Dataset items:
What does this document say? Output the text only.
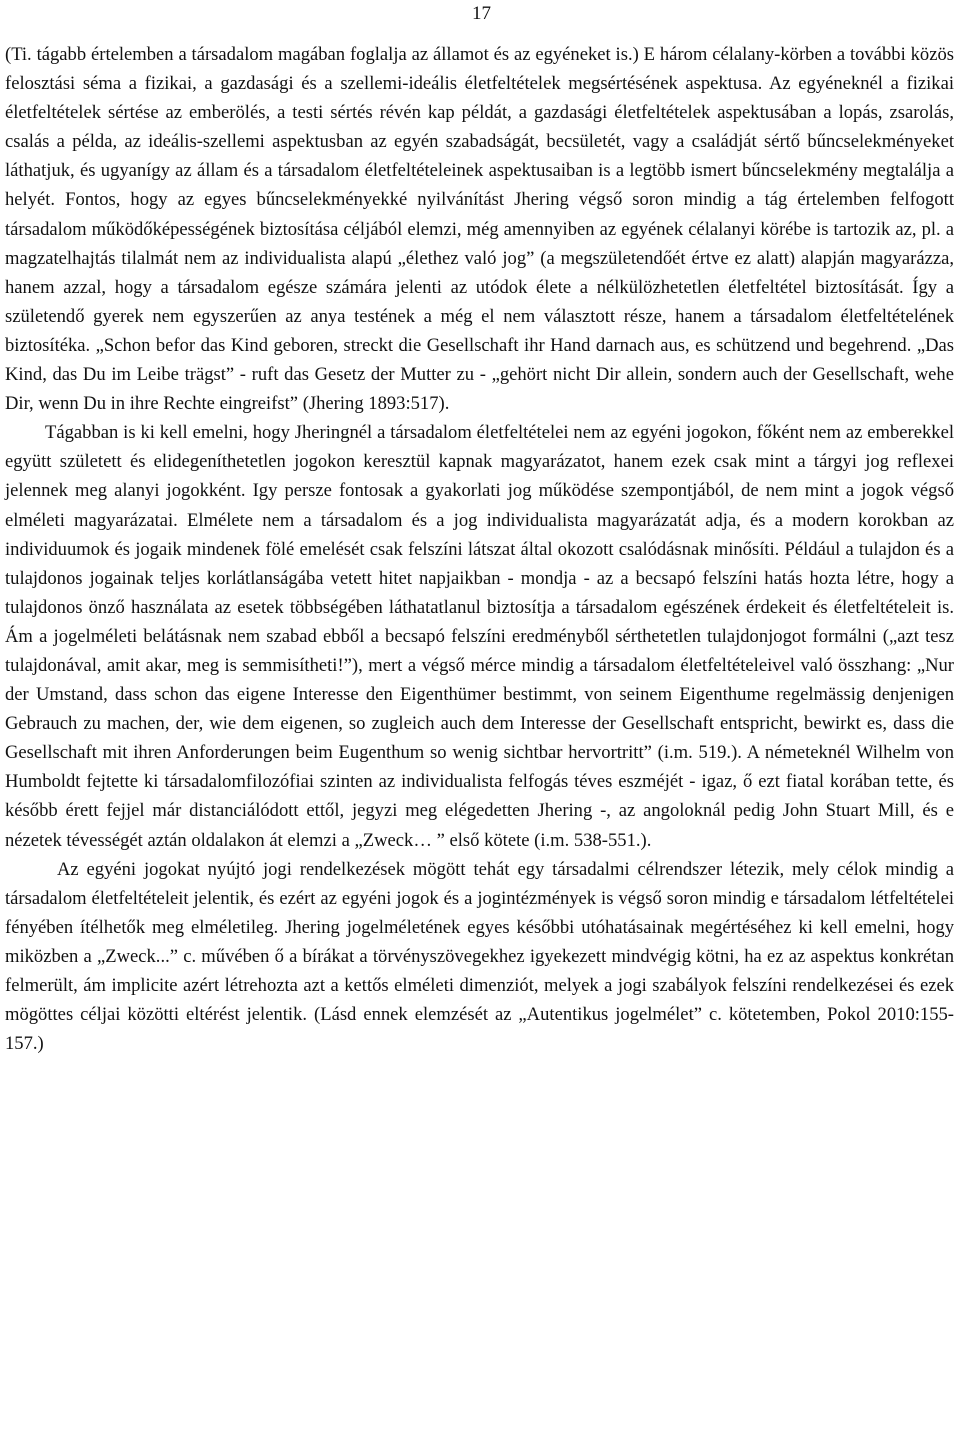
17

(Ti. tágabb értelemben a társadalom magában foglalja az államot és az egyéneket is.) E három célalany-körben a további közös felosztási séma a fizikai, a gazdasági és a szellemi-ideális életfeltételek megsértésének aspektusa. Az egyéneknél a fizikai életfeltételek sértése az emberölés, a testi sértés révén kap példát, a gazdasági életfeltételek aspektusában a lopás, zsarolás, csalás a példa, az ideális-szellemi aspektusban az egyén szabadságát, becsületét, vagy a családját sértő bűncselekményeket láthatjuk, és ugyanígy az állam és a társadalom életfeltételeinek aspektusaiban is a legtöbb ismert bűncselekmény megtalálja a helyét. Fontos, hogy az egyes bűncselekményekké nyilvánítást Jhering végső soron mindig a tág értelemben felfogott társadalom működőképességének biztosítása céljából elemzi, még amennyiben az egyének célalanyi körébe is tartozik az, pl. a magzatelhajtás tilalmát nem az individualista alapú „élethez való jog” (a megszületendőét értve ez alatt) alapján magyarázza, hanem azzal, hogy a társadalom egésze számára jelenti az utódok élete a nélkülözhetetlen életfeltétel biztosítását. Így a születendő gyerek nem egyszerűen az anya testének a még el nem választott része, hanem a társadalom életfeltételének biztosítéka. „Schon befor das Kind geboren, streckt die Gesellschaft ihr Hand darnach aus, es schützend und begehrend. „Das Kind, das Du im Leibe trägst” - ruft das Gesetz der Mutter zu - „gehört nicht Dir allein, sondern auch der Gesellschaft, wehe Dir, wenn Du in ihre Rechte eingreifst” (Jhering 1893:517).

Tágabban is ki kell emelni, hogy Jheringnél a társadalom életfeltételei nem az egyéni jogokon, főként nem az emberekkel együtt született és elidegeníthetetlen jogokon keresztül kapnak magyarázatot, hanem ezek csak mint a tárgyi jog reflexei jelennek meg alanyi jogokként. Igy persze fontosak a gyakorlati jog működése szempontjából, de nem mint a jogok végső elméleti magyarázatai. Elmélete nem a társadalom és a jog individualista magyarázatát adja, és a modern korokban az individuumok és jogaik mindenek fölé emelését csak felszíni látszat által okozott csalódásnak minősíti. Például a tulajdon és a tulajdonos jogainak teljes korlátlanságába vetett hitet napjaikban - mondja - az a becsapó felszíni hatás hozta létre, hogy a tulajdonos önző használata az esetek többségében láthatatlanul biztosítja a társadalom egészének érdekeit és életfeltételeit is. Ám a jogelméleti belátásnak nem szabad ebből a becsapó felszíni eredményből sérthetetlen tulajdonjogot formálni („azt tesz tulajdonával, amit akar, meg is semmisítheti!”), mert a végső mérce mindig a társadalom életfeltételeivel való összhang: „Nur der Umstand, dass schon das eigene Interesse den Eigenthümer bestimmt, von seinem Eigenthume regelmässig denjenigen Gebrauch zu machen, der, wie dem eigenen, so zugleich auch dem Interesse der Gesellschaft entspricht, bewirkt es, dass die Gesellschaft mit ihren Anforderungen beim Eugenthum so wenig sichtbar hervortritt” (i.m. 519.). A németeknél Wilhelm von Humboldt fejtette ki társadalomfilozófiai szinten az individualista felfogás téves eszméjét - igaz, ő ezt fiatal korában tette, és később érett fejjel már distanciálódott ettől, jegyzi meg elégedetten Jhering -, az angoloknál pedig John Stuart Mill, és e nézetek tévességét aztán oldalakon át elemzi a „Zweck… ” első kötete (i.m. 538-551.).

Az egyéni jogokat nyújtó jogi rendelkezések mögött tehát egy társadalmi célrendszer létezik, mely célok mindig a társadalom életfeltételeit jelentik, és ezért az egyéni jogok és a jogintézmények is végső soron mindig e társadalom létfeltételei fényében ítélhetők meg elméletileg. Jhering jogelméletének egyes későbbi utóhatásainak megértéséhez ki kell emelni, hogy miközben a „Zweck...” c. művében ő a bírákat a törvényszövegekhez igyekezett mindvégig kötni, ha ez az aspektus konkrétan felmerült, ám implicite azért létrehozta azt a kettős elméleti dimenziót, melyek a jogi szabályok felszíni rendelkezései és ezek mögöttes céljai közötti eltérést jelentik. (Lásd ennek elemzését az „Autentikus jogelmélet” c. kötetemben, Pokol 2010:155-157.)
==
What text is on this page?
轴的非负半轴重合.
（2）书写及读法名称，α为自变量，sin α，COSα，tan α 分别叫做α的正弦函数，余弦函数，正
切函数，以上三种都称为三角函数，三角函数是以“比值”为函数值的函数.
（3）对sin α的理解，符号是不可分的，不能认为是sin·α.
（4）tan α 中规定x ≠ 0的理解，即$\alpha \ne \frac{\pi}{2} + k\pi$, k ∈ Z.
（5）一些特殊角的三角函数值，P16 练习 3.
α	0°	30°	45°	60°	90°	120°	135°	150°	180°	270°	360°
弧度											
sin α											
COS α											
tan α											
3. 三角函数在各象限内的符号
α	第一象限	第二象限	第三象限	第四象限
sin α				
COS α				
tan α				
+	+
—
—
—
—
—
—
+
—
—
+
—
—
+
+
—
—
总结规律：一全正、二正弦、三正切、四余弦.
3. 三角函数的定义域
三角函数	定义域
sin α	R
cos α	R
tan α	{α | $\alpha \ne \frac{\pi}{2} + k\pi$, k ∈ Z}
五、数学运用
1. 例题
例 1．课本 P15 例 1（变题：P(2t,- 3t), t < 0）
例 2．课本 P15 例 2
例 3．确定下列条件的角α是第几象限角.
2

> PROMPT
Search the listing for the word "frac". Copy every line in which it occurs.

> TASK OUTPUT
（4）tan α 中规定x ≠ 0的理解，即$\alpha \ne \frac{\pi}{2} + k\pi$, k ∈ Z.
tan α	{α | $\alpha \ne \frac{\pi}{2} + k\pi$, k ∈ Z}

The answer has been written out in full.